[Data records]

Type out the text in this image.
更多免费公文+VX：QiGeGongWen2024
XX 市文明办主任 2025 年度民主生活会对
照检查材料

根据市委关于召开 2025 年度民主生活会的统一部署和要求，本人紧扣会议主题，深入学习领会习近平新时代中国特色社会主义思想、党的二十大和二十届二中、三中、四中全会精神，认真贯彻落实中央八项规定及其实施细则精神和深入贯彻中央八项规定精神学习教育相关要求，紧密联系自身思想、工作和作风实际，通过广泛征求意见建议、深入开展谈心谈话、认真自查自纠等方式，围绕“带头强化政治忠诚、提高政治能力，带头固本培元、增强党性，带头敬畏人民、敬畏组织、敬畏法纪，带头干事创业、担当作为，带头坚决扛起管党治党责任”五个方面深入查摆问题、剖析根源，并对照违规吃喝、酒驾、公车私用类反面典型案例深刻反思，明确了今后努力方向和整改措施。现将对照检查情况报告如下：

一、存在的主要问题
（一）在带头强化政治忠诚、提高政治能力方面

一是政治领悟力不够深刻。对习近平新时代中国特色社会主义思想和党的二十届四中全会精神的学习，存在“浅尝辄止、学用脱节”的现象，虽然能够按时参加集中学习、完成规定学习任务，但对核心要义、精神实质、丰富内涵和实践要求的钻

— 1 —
--
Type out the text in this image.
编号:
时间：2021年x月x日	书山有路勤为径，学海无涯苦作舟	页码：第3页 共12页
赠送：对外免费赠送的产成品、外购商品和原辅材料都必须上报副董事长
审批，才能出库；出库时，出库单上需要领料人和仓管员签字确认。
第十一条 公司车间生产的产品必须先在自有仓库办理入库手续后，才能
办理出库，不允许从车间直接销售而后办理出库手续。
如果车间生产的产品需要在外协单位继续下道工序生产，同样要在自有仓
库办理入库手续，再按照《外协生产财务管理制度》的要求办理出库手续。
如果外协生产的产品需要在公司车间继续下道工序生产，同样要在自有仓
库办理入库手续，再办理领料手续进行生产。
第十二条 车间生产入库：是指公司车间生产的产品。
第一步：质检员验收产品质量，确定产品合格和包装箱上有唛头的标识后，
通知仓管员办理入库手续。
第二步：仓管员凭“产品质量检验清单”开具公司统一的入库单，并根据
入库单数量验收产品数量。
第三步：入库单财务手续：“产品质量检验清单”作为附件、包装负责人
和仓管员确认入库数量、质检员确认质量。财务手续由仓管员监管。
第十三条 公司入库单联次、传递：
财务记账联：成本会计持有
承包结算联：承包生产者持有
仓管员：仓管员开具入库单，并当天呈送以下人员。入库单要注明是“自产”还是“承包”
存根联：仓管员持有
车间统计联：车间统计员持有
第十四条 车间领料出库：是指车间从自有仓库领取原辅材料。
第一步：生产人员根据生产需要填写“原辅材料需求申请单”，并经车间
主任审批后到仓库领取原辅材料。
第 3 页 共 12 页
---
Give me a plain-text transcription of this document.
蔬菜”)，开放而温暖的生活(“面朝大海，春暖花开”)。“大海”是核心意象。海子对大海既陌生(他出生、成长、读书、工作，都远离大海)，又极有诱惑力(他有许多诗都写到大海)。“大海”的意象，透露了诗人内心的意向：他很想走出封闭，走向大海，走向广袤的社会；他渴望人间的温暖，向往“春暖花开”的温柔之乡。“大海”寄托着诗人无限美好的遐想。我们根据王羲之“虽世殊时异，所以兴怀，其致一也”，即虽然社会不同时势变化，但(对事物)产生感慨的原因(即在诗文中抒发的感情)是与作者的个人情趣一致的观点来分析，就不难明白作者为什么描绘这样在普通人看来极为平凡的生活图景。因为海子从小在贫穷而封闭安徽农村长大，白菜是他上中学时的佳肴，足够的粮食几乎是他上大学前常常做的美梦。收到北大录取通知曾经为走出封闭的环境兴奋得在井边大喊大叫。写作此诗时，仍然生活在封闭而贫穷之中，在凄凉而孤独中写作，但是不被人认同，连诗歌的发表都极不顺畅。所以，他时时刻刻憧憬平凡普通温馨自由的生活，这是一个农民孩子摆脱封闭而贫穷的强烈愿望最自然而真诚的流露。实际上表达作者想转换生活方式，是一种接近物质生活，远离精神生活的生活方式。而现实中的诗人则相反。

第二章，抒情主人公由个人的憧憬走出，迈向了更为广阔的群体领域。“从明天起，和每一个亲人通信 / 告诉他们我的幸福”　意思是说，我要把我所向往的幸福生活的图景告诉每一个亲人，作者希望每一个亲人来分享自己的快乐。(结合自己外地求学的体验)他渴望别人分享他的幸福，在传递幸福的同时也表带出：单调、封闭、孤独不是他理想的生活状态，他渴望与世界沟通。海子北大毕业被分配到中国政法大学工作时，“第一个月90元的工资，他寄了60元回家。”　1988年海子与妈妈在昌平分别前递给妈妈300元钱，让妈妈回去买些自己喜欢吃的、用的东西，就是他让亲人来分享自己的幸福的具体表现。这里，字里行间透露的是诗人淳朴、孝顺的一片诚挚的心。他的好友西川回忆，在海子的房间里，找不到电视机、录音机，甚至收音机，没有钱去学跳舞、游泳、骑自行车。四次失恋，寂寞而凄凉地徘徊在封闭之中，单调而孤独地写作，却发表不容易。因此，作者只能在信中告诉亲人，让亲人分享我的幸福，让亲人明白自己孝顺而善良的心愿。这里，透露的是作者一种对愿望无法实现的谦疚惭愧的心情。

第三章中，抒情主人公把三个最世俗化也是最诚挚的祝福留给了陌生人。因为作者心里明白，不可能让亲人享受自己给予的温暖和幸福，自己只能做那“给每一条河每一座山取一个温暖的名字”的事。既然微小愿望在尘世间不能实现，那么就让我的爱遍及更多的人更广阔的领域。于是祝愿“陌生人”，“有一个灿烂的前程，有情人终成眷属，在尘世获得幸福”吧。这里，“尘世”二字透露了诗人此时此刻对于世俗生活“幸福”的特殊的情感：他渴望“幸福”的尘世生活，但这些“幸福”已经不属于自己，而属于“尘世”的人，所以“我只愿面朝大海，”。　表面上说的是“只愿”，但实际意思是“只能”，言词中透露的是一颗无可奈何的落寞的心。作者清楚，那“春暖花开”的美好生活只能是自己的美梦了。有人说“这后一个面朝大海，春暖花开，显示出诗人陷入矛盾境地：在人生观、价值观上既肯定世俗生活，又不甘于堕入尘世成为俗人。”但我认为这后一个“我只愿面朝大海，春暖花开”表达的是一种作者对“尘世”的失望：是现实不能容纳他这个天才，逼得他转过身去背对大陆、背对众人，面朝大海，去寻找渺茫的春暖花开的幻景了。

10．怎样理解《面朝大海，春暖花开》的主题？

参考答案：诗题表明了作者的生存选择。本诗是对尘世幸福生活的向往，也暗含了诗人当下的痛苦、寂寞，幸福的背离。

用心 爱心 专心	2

*WHAT TO WORK ON*.
Each line above that holds the string "产品质量检验清单" should be copied and shown.

*RESULT FOR THIS TASK*.
第二步：仓管员凭“产品质量检验清单”开具公司统一的入库单，并根据
第三步：入库单财务手续：“产品质量检验清单”作为附件、包装负责人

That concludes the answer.